Direction — Report how many lines below contain the word "которых". Give only the number.

* start Records provided *

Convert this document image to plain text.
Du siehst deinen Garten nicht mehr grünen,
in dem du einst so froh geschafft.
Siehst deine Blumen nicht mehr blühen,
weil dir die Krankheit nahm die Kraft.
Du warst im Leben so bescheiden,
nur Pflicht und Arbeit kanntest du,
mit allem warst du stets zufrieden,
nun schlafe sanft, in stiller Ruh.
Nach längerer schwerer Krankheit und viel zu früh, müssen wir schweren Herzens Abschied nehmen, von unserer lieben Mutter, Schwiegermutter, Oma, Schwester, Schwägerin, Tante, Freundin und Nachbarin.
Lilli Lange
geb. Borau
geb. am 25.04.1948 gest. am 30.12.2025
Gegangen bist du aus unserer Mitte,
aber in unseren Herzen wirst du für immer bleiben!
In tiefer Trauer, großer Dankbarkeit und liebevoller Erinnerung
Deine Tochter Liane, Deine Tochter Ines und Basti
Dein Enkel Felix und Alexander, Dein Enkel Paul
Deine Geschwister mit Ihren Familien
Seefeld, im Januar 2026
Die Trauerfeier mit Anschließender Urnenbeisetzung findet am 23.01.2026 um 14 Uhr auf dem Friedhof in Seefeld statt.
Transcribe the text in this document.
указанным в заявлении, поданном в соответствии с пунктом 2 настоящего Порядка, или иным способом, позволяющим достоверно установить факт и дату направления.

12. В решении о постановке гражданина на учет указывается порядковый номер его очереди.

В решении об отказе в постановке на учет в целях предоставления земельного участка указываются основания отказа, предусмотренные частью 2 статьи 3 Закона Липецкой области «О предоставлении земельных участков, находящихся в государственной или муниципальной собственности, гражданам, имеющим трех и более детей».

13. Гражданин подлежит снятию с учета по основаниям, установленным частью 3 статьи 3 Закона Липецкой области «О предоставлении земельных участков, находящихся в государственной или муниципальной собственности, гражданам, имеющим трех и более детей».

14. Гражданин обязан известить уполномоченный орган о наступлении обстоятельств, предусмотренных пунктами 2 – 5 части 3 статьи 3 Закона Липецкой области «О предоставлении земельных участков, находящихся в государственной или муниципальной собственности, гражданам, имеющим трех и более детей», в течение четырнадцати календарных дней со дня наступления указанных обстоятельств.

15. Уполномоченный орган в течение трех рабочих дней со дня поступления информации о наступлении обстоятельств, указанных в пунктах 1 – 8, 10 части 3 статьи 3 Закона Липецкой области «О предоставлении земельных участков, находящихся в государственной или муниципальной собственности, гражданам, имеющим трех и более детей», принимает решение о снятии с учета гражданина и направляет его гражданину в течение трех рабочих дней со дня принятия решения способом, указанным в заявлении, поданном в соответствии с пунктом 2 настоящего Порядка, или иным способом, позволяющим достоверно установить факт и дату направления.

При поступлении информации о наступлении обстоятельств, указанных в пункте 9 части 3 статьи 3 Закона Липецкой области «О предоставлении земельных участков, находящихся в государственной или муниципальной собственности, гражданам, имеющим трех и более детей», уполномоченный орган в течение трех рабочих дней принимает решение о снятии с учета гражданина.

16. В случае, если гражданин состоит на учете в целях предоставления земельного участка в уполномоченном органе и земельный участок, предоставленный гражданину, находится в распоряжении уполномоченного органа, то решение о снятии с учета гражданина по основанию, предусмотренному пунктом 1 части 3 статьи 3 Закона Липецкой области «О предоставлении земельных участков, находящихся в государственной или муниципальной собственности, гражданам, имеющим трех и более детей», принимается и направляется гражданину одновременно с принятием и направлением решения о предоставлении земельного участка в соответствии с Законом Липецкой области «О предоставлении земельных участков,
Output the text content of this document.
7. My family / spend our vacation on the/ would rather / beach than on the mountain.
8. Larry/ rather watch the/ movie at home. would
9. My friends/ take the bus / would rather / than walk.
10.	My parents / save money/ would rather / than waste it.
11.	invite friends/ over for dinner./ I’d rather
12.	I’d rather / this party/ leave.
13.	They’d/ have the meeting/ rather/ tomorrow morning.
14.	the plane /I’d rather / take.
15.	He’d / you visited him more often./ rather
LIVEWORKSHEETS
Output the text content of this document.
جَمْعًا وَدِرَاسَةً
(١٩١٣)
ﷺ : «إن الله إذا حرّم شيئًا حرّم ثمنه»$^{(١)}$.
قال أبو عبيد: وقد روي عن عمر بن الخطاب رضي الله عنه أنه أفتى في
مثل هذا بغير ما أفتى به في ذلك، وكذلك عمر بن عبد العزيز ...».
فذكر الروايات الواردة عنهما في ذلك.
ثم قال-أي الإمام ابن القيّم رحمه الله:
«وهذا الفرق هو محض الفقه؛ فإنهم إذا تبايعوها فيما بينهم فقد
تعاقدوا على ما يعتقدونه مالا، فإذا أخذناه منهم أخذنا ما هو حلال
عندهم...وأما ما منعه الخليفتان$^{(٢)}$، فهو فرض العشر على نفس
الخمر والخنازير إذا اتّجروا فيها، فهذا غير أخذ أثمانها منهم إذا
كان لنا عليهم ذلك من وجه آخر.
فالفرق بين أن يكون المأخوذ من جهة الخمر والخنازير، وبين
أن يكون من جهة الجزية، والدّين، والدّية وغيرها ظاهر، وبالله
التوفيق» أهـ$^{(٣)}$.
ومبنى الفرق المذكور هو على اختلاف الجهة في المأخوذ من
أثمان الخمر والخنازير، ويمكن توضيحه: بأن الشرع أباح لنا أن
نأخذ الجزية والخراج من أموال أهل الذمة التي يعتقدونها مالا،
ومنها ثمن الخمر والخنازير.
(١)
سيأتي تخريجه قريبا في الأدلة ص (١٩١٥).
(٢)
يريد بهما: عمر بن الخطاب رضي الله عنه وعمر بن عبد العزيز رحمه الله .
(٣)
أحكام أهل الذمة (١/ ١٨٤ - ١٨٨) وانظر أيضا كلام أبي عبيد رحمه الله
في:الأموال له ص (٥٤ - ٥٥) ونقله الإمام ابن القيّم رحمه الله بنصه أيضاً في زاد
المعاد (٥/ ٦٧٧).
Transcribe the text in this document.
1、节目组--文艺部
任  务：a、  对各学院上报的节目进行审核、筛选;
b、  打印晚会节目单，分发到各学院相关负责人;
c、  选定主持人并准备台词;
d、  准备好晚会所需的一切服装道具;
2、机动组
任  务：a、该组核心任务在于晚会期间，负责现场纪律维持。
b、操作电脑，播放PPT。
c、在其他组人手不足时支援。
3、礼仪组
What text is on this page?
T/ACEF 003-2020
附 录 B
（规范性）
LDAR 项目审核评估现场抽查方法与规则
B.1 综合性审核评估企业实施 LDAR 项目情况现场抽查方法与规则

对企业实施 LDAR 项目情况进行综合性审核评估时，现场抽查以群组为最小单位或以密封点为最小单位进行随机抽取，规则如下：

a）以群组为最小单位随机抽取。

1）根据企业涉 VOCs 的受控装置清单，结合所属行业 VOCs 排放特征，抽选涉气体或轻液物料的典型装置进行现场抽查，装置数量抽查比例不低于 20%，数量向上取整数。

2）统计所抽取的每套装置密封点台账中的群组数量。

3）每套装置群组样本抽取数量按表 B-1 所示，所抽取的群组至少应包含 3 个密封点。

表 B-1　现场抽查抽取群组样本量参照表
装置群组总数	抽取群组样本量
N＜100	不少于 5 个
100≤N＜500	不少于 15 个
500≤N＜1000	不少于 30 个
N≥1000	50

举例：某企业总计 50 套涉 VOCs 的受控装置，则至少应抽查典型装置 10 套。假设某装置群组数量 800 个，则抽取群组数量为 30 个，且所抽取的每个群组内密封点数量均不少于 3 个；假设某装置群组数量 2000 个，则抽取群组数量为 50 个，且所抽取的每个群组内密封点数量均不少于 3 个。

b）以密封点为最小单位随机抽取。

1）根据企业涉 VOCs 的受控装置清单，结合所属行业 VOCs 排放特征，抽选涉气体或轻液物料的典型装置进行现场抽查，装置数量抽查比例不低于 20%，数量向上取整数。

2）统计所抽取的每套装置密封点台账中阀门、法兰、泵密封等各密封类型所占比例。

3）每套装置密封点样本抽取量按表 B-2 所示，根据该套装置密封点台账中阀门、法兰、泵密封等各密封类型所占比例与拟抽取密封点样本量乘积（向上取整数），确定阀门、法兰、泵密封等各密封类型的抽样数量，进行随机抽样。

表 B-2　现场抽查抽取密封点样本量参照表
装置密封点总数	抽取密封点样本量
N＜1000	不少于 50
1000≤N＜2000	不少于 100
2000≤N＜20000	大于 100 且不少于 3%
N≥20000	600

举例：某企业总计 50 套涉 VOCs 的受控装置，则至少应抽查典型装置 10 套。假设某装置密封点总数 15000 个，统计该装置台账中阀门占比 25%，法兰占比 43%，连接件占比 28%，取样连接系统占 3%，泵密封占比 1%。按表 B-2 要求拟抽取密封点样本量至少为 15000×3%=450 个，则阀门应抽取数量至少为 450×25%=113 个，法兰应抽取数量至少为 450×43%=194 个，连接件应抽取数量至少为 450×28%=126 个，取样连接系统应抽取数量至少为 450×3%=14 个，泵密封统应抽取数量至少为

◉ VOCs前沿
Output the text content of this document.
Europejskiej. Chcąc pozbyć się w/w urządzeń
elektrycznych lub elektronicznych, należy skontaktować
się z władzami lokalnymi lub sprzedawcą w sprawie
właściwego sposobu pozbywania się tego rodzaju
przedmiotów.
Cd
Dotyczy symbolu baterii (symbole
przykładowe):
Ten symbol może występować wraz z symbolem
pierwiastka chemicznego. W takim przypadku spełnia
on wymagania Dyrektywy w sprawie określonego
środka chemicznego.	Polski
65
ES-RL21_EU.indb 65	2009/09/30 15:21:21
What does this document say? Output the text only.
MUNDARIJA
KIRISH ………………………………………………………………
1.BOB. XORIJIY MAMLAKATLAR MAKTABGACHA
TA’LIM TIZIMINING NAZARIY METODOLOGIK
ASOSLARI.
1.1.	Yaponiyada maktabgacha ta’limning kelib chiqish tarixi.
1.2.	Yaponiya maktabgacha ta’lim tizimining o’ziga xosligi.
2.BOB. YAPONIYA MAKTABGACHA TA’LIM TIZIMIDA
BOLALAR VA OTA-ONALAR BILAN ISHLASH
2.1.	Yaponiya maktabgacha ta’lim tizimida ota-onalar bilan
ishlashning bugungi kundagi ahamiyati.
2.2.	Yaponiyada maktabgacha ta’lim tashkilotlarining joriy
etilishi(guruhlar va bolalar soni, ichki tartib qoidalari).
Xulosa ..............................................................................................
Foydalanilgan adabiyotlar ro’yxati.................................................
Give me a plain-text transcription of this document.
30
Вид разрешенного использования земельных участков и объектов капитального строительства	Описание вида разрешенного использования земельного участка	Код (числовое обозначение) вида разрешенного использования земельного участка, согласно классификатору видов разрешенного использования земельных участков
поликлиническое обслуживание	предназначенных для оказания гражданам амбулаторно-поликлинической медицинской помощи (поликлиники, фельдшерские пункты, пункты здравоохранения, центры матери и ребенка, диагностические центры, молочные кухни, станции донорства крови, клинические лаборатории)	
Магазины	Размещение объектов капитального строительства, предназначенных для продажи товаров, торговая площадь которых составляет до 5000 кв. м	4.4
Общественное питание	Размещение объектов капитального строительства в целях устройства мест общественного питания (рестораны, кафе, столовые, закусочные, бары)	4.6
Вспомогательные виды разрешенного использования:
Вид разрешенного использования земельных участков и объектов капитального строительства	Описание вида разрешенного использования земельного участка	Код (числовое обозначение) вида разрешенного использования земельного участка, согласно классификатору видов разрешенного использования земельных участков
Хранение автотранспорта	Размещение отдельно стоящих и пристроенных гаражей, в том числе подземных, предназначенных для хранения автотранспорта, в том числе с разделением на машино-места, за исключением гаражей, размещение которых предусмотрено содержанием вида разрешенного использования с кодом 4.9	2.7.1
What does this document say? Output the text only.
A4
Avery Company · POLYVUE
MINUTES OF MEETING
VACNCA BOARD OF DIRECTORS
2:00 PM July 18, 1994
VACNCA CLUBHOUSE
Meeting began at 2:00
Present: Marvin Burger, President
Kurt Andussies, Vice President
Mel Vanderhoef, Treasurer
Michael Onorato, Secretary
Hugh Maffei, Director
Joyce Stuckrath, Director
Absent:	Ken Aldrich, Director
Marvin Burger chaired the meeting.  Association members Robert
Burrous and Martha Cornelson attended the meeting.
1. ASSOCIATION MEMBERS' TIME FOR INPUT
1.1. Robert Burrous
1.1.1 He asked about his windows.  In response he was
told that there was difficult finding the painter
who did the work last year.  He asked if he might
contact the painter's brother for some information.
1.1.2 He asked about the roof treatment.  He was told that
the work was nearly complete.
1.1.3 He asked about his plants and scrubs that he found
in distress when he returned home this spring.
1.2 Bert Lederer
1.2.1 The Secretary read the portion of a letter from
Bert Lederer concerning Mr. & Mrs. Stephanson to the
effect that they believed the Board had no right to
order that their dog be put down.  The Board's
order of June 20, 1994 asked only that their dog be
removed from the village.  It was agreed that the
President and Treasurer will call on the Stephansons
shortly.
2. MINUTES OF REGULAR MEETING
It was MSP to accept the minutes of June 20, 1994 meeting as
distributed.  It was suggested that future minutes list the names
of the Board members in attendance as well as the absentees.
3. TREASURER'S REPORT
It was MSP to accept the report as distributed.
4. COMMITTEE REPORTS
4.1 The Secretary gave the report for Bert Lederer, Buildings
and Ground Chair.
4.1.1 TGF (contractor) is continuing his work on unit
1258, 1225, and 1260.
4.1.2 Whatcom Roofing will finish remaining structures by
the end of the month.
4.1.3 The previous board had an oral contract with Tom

* end Records provided *

Result of this task — 2